— BEGIN Source text —

# Boss UTV V plow on gravel?



## DIXIEDOG (Nov 30, 2014)

I have a Boss V plow on my 825i Gator and when plowing my gravel drive the blade trips regularly when in float. Is this normal?


I also noticed there is a plastic(rubber?) block that goes under the bumper stop on the plow frame (part CHA13040) that seems to back out on my plow the two bolts that go through it seem loose to me. Is that normal?



The plow has worked decent and it looks like a heavy duty plow but I find it hard to believe I am getting the best performance it has to offer. A blade that trips all the time sucks...especially when it's a full trip not just an edge.


----------



## maxwellp (Feb 16, 2013)

Do you have shoes on it?


----------



## DIXIEDOG (Nov 30, 2014)

No shoes on it, I've never needed shoes on any of my plows in the past. Even on my American Eagle UTV plows let alone any of my truck plows.


----------



## aloe (Nov 5, 2011)

Sell it to me


----------



## DIXIEDOG (Nov 30, 2014)

aloe;1890359 said:


> Sell it to me


If I could get a Fisher to take it's place I would in a heartbeat.


----------



## maxwellp (Feb 16, 2013)

Tighten up the trip Springs? Is the mount to high? The bump stop should not be loose.


----------



## aloe (Nov 5, 2011)

DIXIEDOG;1890721 said:


> If I could get a Fisher to take it's place I would in a heartbeat.


I have a fisher homesteader for your vxt


----------



## absolutely (Dec 9, 2010)

You need to install shoes on boss plows when doing gravel. If you just try and bump the plow up an inch or so it takes it out of float and when you come to any uneven area it will dig in and trip. Love our boss plows, hate them on gravel.


----------



## DIXIEDOG (Nov 30, 2014)

aloe;1890808 said:


> I have a fisher homesteader for your vxt


Um no I'm good. Now if Fisher makes a full hydro V that fits my Gator 825i side by side I'll most likely be putting this Boss up for sale....I prefer Fisher but about any V beats a straight plow.

— END Source text —
— BEGIN Dataset extract —

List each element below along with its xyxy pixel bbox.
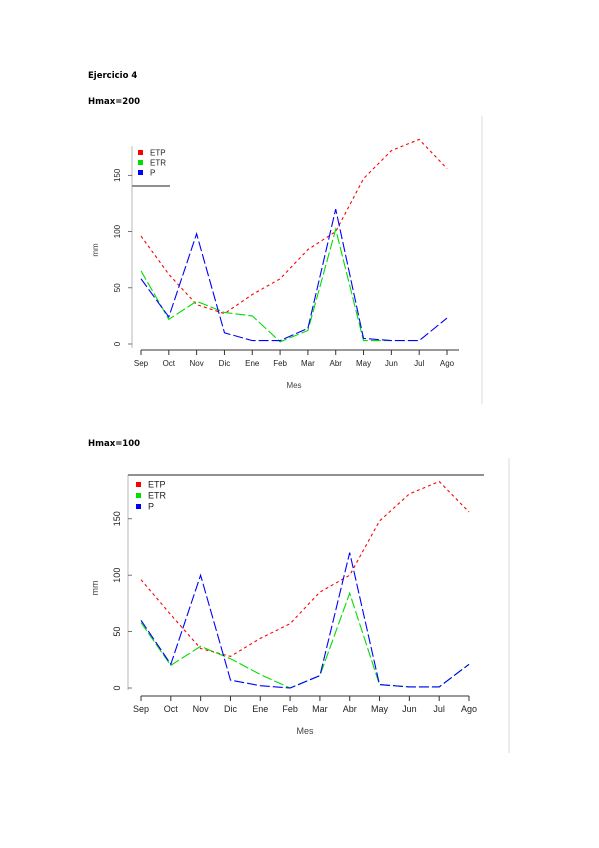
- legend-swatch-p: [138, 170, 143, 175]
- y-tick-label: 0: [113, 341, 122, 346]
- legend-label-etp: ETP: [150, 149, 166, 158]
- chart-hmax-200: Sep Oct Nov Dic Ene Feb Mar Abr May Jun Jul Ago Mes 0…: [86, 116, 481, 404]
- x-tick-label: Mar: [301, 359, 315, 368]
- y-axis-label: mm: [91, 243, 100, 257]
- y-axis-label: mm: [90, 581, 100, 596]
- legend-swatch-etr: [138, 160, 143, 165]
- x-tick-label: Ene: [245, 359, 260, 368]
- legend-swatch-etp: [136, 482, 141, 487]
- x-tick-label: Jun: [402, 704, 417, 714]
- x-tick-label: Feb: [273, 359, 287, 368]
- x-tick-label: Abr: [343, 704, 357, 714]
- legend-swatch-etp: [138, 150, 143, 155]
- x-tick-label: Oct: [163, 359, 176, 368]
- x-tick-label: Feb: [282, 704, 298, 714]
- x-tick-label: May: [356, 359, 371, 368]
- x-tick-label: Oct: [164, 704, 179, 714]
- x-tick-label: Jul: [433, 704, 445, 714]
- x-tick-label: Jul: [414, 359, 424, 368]
- x-tick-label: Ago: [461, 704, 477, 714]
- y-tick-label: 50: [113, 283, 122, 292]
- x-tick-label: Jun: [385, 359, 398, 368]
- y-tick-label: 0: [112, 685, 122, 690]
- legend-label-p: P: [148, 502, 154, 512]
- y-tick-label: 100: [112, 568, 122, 583]
- x-tick-label: May: [371, 704, 389, 714]
- chart-hmax-100-svg: Sep Oct Nov Dic Ene Feb Mar Abr May Jun Jul Ago Mes 0…: [90, 474, 484, 736]
- series-line-etr: [140, 227, 392, 343]
- series-line-p: [140, 552, 470, 689]
- x-axis-label: Mes: [296, 726, 314, 736]
- legend-swatch-etr: [136, 493, 141, 498]
- x-tick-label: Dic: [219, 359, 231, 368]
- x-tick-label: Ene: [252, 704, 268, 714]
- x-tick-label: Sep: [133, 704, 149, 714]
- x-axis-label: Mes: [286, 381, 301, 390]
- figure-edge: [481, 116, 483, 404]
- y-tick-label: 150: [112, 511, 122, 526]
- legend-label-etr: ETR: [148, 491, 167, 501]
- figure-edge: [508, 458, 510, 753]
- legend-label-etr: ETR: [150, 159, 166, 168]
- x-tick-label: Mar: [312, 704, 328, 714]
- x-tick-label: Nov: [193, 704, 210, 714]
- y-tick-label: 100: [113, 224, 122, 238]
- x-tick-label: Abr: [330, 359, 343, 368]
- y-tick-label: 150: [113, 168, 122, 182]
- chart-hmax-100: Sep Oct Nov Dic Ene Feb Mar Abr May Jun Jul Ago Mes 0…: [86, 458, 510, 758]
- x-tick-label: Ago: [440, 359, 455, 368]
- exercise-title: Ejercicio 4: [88, 71, 138, 81]
- section-heading-hmax-200: Hmax=200: [88, 97, 141, 107]
- series-line-etp: [140, 138, 448, 315]
- legend-swatch-p: [136, 504, 141, 509]
- y-tick-label: 50: [112, 627, 122, 637]
- legend-label-etp: ETP: [148, 480, 166, 490]
- legend-label-p: P: [150, 169, 155, 178]
- x-tick-label: Sep: [134, 359, 149, 368]
- x-tick-label: Nov: [190, 359, 204, 368]
- chart-hmax-200-svg: Sep Oct Nov Dic Ene Feb Mar Abr May Jun Jul Ago Mes 0…: [91, 138, 459, 390]
- series-line-p: [140, 208, 448, 342]
- section-heading-hmax-100: Hmax=100: [88, 439, 141, 449]
- x-tick-label: Dic: [224, 704, 237, 714]
- series-line-etp: [140, 480, 470, 657]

— END Dataset extract —

Aim :: Please return everything in the Boss V plow thread from "# Boss UTV V" down to "Is that normal?", word for word. The records were taken from a different source.

Answer to this task ::
# Boss UTV V plow on gravel?



## DIXIEDOG (Nov 30, 2014)

I have a Boss V plow on my 825i Gator and when plowing my gravel drive the blade trips regularly when in float. Is this normal?


I also noticed there is a plastic(rubber?) block that goes under the bumper stop on the plow frame (part CHA13040) that seems to back out on my plow the two bolts that go through it seem loose to me. Is that normal?